**Record list**
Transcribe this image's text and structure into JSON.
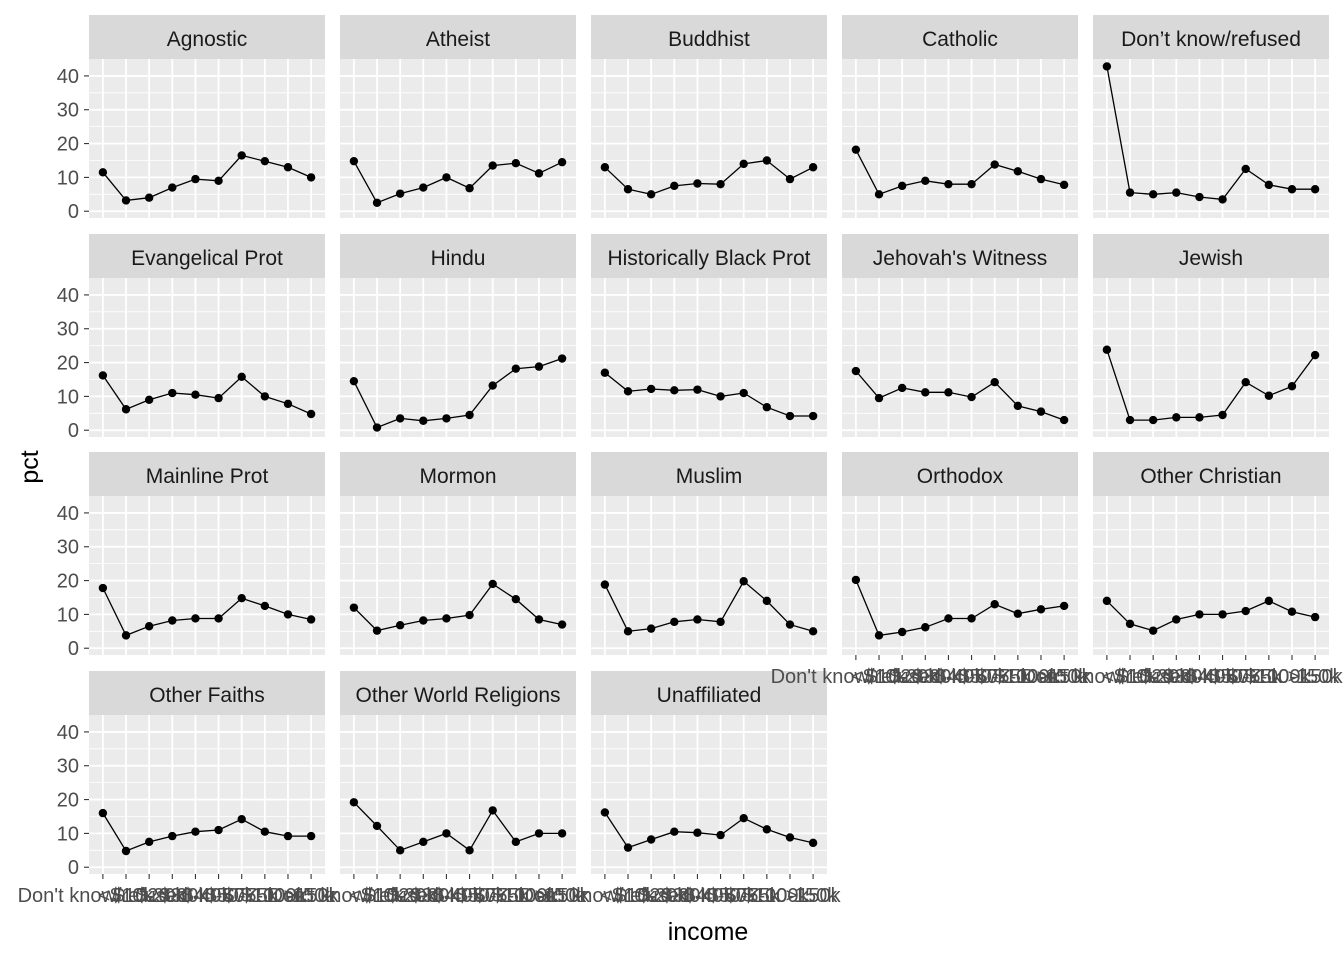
{
  "chart_data": {
    "type": "line",
    "layout": "facet-wrap",
    "xlabel": "income",
    "ylabel": "pct",
    "ylim": [
      -2,
      45
    ],
    "yticks": [
      0,
      10,
      20,
      30,
      40
    ],
    "grid": true,
    "categories": [
      "Don't know/refused",
      "<$10k",
      "$10-20k",
      "$20-30k",
      "$30-40k",
      "$40-50k",
      "$50-75k",
      "$75-100k",
      "$100-150k",
      ">150k"
    ],
    "panels": [
      {
        "name": "Agnostic",
        "values": [
          11.5,
          3.2,
          4.0,
          7.0,
          9.5,
          9.0,
          16.5,
          14.8,
          13.0,
          10.0
        ]
      },
      {
        "name": "Atheist",
        "values": [
          14.8,
          2.5,
          5.2,
          7.0,
          10.0,
          6.8,
          13.5,
          14.2,
          11.2,
          14.5
        ]
      },
      {
        "name": "Buddhist",
        "values": [
          13.0,
          6.5,
          5.0,
          7.5,
          8.2,
          8.0,
          14.0,
          15.0,
          9.5,
          13.0
        ]
      },
      {
        "name": "Catholic",
        "values": [
          18.2,
          5.0,
          7.5,
          9.0,
          8.0,
          8.0,
          13.8,
          11.8,
          9.5,
          7.8
        ]
      },
      {
        "name": "Don’t know/refused",
        "values": [
          42.8,
          5.5,
          5.0,
          5.5,
          4.2,
          3.5,
          12.5,
          7.8,
          6.5,
          6.5
        ]
      },
      {
        "name": "Evangelical Prot",
        "values": [
          16.2,
          6.2,
          9.0,
          11.0,
          10.5,
          9.5,
          15.8,
          10.0,
          7.8,
          4.8
        ]
      },
      {
        "name": "Hindu",
        "values": [
          14.5,
          0.8,
          3.5,
          2.8,
          3.5,
          4.5,
          13.2,
          18.2,
          18.8,
          21.2
        ]
      },
      {
        "name": "Historically Black Prot",
        "values": [
          17.0,
          11.5,
          12.2,
          11.8,
          12.0,
          10.0,
          11.0,
          6.8,
          4.2,
          4.2
        ]
      },
      {
        "name": "Jehovah's Witness",
        "values": [
          17.5,
          9.5,
          12.5,
          11.2,
          11.2,
          9.8,
          14.2,
          7.2,
          5.5,
          3.0
        ]
      },
      {
        "name": "Jewish",
        "values": [
          23.8,
          3.0,
          3.0,
          3.8,
          3.8,
          4.5,
          14.2,
          10.2,
          13.0,
          22.2
        ]
      },
      {
        "name": "Mainline Prot",
        "values": [
          17.8,
          3.8,
          6.5,
          8.2,
          8.8,
          8.8,
          14.8,
          12.5,
          10.0,
          8.5
        ]
      },
      {
        "name": "Mormon",
        "values": [
          12.0,
          5.2,
          6.8,
          8.2,
          8.8,
          9.8,
          19.0,
          14.5,
          8.5,
          7.0
        ]
      },
      {
        "name": "Muslim",
        "values": [
          18.8,
          5.0,
          5.8,
          7.8,
          8.5,
          7.8,
          19.8,
          14.0,
          7.0,
          5.0
        ]
      },
      {
        "name": "Orthodox",
        "values": [
          20.2,
          3.8,
          4.8,
          6.2,
          8.8,
          8.8,
          13.0,
          10.2,
          11.5,
          12.5
        ]
      },
      {
        "name": "Other Christian",
        "values": [
          14.0,
          7.2,
          5.2,
          8.5,
          10.0,
          10.0,
          11.0,
          14.0,
          10.8,
          9.2
        ]
      },
      {
        "name": "Other Faiths",
        "values": [
          16.0,
          4.8,
          7.5,
          9.2,
          10.5,
          11.0,
          14.2,
          10.5,
          9.2,
          9.2
        ]
      },
      {
        "name": "Other World Religions",
        "values": [
          19.2,
          12.2,
          5.0,
          7.5,
          10.0,
          5.0,
          16.8,
          7.5,
          10.0,
          10.0
        ]
      },
      {
        "name": "Unaffiliated",
        "values": [
          16.2,
          5.8,
          8.2,
          10.5,
          10.2,
          9.5,
          14.5,
          11.2,
          8.8,
          7.2
        ]
      }
    ]
  },
  "colors": {
    "panel_bg": "#ebebeb",
    "strip_bg": "#d9d9d9",
    "gridline": "#ffffff",
    "text": "#1a1a1a",
    "tick_text": "#4d4d4d",
    "point": "#000000"
  }
}
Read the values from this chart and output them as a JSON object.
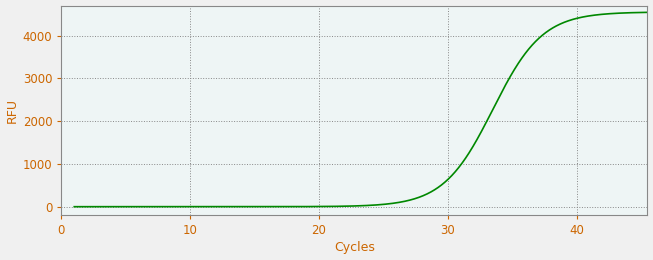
{
  "xlabel": "Cycles",
  "ylabel": "RFU",
  "line_color": "#008800",
  "bg_color": "#f0f0f0",
  "plot_bg_color": "#eef5f5",
  "grid_color": "#888888",
  "tick_color": "#cc6600",
  "label_color": "#444444",
  "spine_color": "#888888",
  "xlim": [
    0,
    45.5
  ],
  "ylim": [
    -200,
    4700
  ],
  "xticks": [
    0,
    10,
    20,
    30,
    40
  ],
  "yticks": [
    0,
    1000,
    2000,
    3000,
    4000
  ],
  "sigmoid_L": 4550,
  "sigmoid_k": 0.52,
  "sigmoid_x0": 33.5,
  "x_start": 1,
  "x_end": 45.5,
  "num_points": 1000
}
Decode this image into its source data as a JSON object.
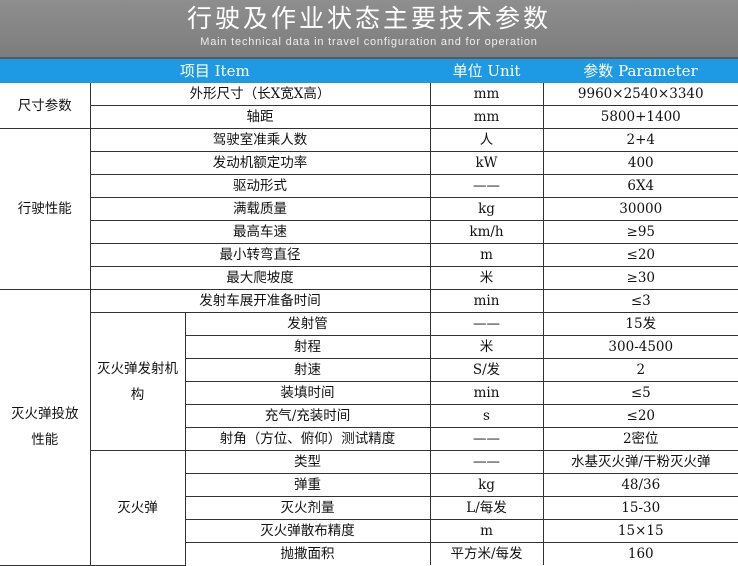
{
  "header": {
    "title": "行驶及作业状态主要技术参数",
    "subtitle": "Main technical data in travel configuration and for operation"
  },
  "columns": {
    "item": "项目 Item",
    "unit": "单位 Unit",
    "param": "参数 Parameter"
  },
  "colors": {
    "header_blue": "#1e9ae4",
    "title_gray": "#858585"
  },
  "groups": {
    "size": {
      "label": "尺寸参数",
      "rows": [
        {
          "item": "外形尺寸（长X宽X高）",
          "unit": "mm",
          "value": "9960×2540×3340"
        },
        {
          "item": "轴距",
          "unit": "mm",
          "value": "5800+1400"
        }
      ]
    },
    "driving": {
      "label": "行驶性能",
      "rows": [
        {
          "item": "驾驶室准乘人数",
          "unit": "人",
          "value": "2+4"
        },
        {
          "item": "发动机额定功率",
          "unit": "kW",
          "value": "400"
        },
        {
          "item": "驱动形式",
          "unit": "——",
          "value": "6X4"
        },
        {
          "item": "满载质量",
          "unit": "kg",
          "value": "30000"
        },
        {
          "item": "最高车速",
          "unit": "km/h",
          "value": "≥95"
        },
        {
          "item": "最小转弯直径",
          "unit": "m",
          "value": "≤20"
        },
        {
          "item": "最大爬坡度",
          "unit": "米",
          "value": "≥30"
        }
      ]
    },
    "launch": {
      "label": "灭火弹投放性能",
      "first": {
        "item": "发射车展开准备时间",
        "unit": "min",
        "value": "≤3"
      },
      "mechanism": {
        "label": "灭火弹发射机构",
        "rows": [
          {
            "item": "发射管",
            "unit": "——",
            "value": "15发"
          },
          {
            "item": "射程",
            "unit": "米",
            "value": "300-4500"
          },
          {
            "item": "射速",
            "unit": "S/发",
            "value": "2"
          },
          {
            "item": "装填时间",
            "unit": "min",
            "value": "≤5"
          },
          {
            "item": "充气/充装时间",
            "unit": "s",
            "value": "≤20"
          },
          {
            "item": "射角（方位、俯仰）测试精度",
            "unit": "——",
            "value": "2密位"
          }
        ]
      },
      "bomb": {
        "label": "灭火弹",
        "rows": [
          {
            "item": "类型",
            "unit": "——",
            "value": "水基灭火弹/干粉灭火弹"
          },
          {
            "item": "弹重",
            "unit": "kg",
            "value": "48/36"
          },
          {
            "item": "灭火剂量",
            "unit": "L/每发",
            "value": "15-30"
          },
          {
            "item": "灭火弹散布精度",
            "unit": "m",
            "value": "15×15"
          },
          {
            "item": "抛撒面积",
            "unit": "平方米/每发",
            "value": "160"
          }
        ]
      }
    }
  }
}
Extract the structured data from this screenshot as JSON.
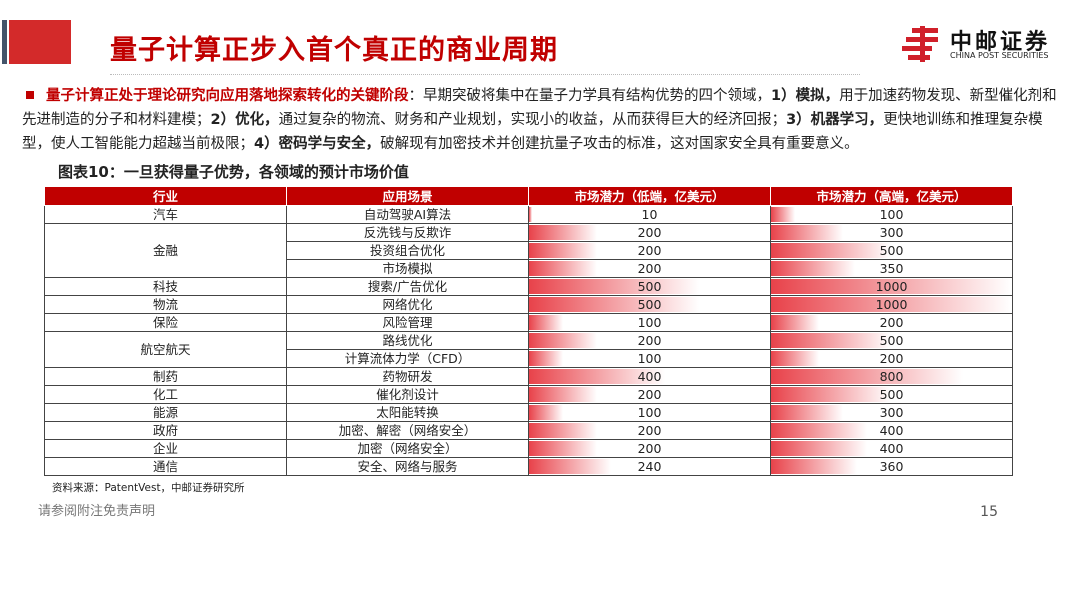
{
  "header": {
    "title": "量子计算正步入首个真正的商业周期",
    "logo_cn": "中邮证券",
    "logo_en": "CHINA POST SECURITIES"
  },
  "para": {
    "lead": "量子计算正处于理论研究向应用落地探索转化的关键阶段",
    "t1": "：早期突破将集中在量子力学具有结构优势的四个领域，",
    "k1": "1）模拟，",
    "t2": "用于加速药物发现、新型催化剂和先进制造的分子和材料建模；",
    "k2": "2）优化，",
    "t3": "通过复杂的物流、财务和产业规划，实现小的收益，从而获得巨大的经济回报；",
    "k3": "3）机器学习，",
    "t4": "更快地训练和推理复杂模型，使人工智能能力超越当前极限；",
    "k4": "4）密码学与安全，",
    "t5": "破解现有加密技术并创建抗量子攻击的标准，这对国家安全具有重要意义。"
  },
  "figure_title": "图表10：一旦获得量子优势，各领域的预计市场价值",
  "table": {
    "headers": [
      "行业",
      "应用场景",
      "市场潜力（低端，亿美元）",
      "市场潜力（高端，亿美元）"
    ],
    "groups": [
      {
        "industry": "汽车",
        "rows": [
          [
            "自动驾驶AI算法",
            10,
            100
          ]
        ]
      },
      {
        "industry": "金融",
        "rows": [
          [
            "反洗钱与反欺诈",
            200,
            300
          ],
          [
            "投资组合优化",
            200,
            500
          ],
          [
            "市场模拟",
            200,
            350
          ]
        ]
      },
      {
        "industry": "科技",
        "rows": [
          [
            "搜索/广告优化",
            500,
            1000
          ]
        ]
      },
      {
        "industry": "物流",
        "rows": [
          [
            "网络优化",
            500,
            1000
          ]
        ]
      },
      {
        "industry": "保险",
        "rows": [
          [
            "风险管理",
            100,
            200
          ]
        ]
      },
      {
        "industry": "航空航天",
        "rows": [
          [
            "路线优化",
            200,
            500
          ],
          [
            "计算流体力学（CFD）",
            100,
            200
          ]
        ]
      },
      {
        "industry": "制药",
        "rows": [
          [
            "药物研发",
            400,
            800
          ]
        ]
      },
      {
        "industry": "化工",
        "rows": [
          [
            "催化剂设计",
            200,
            500
          ]
        ]
      },
      {
        "industry": "能源",
        "rows": [
          [
            "太阳能转换",
            100,
            300
          ]
        ]
      },
      {
        "industry": "政府",
        "rows": [
          [
            "加密、解密（网络安全）",
            200,
            400
          ]
        ]
      },
      {
        "industry": "企业",
        "rows": [
          [
            "加密（网络安全）",
            200,
            400
          ]
        ]
      },
      {
        "industry": "通信",
        "rows": [
          [
            "安全、网络与服务",
            240,
            360
          ]
        ]
      }
    ]
  },
  "source": "资料来源：PatentVest，中邮证券研究所",
  "footer": {
    "disclaimer": "请参阅附注免责声明",
    "page": "15"
  },
  "colors": {
    "accent": "#c00000"
  }
}
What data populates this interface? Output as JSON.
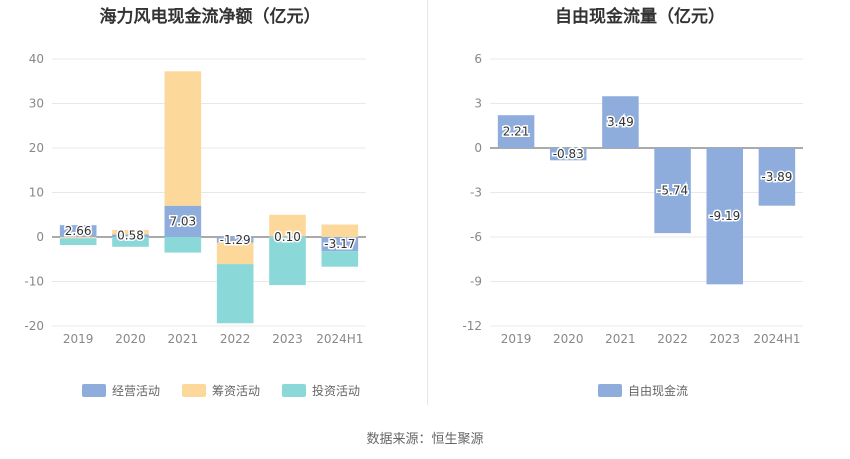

**Your task**
Copy all lines from the data that hold the word "JSON".

**Completed task**
Transcribe this image's text and structure into JSON.
Read the values from this chart and output them as a JSON object.
Decode this image into its source data as a JSON object.
Extract the structured data from this screenshot as JSON.
What data populates this interface? Output as JSON.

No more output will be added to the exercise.